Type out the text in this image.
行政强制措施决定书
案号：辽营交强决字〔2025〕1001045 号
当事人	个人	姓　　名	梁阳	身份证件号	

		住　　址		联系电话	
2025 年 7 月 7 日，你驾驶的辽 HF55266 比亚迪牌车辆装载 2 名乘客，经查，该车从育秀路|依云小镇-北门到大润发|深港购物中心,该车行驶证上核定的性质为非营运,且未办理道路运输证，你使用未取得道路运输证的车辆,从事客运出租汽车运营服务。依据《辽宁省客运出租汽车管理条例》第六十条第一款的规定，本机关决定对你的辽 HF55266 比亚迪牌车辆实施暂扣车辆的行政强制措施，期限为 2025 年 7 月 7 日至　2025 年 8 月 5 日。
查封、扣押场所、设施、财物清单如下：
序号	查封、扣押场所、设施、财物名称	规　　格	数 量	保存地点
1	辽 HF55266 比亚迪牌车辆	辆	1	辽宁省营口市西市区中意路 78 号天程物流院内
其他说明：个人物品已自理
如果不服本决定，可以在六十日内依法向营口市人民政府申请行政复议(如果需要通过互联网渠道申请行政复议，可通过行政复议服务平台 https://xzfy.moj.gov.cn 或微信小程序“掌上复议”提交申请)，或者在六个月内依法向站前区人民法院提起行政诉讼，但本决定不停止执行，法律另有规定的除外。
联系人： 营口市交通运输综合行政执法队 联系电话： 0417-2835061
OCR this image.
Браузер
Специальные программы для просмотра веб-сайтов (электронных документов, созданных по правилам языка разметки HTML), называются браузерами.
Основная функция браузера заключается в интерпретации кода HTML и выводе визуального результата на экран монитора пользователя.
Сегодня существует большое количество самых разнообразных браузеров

##############################

What is needed
Extract each line of the material exactly as it stands.

Answer below
Type out the text in this image.
行政强制措施决定书
案号：辽营交强决字〔2025〕1001045 号
当事人	个人	姓　　名	梁阳	身份证件号	

		住　　址		联系电话	
2025 年 7 月 7 日，你驾驶的辽 HF55266 比亚迪牌车辆装载 2 名乘客，经查，该车从育秀路|依云小镇-北门到大润发|深港购物中心,该车行驶证上核定的性质为非营运,且未办理道路运输证，你使用未取得道路运输证的车辆,从事客运出租汽车运营服务。依据《辽宁省客运出租汽车管理条例》第六十条第一款的规定，本机关决定对你的辽 HF55266 比亚迪牌车辆实施暂扣车辆的行政强制措施，期限为 2025 年 7 月 7 日至　2025 年 8 月 5 日。
查封、扣押场所、设施、财物清单如下：
序号	查封、扣押场所、设施、财物名称	规　　格	数 量	保存地点
1	辽 HF55266 比亚迪牌车辆	辆	1	辽宁省营口市西市区中意路 78 号天程物流院内
其他说明：个人物品已自理
如果不服本决定，可以在六十日内依法向营口市人民政府申请行政复议(如果需要通过互联网渠道申请行政复议，可通过行政复议服务平台 https://xzfy.moj.gov.cn 或微信小程序“掌上复议”提交申请)，或者在六个月内依法向站前区人民法院提起行政诉讼，但本决定不停止执行，法律另有规定的除外。
联系人： 营口市交通运输综合行政执法队 联系电话： 0417-2835061
OCR this image.
Браузер
Специальные программы для просмотра веб-сайтов (электронных документов, созданных по правилам языка разметки HTML), называются браузерами.
Основная функция браузера заключается в интерпретации кода HTML и выводе визуального результата на экран монитора пользователя.
Сегодня существует большое количество самых разнообразных браузеров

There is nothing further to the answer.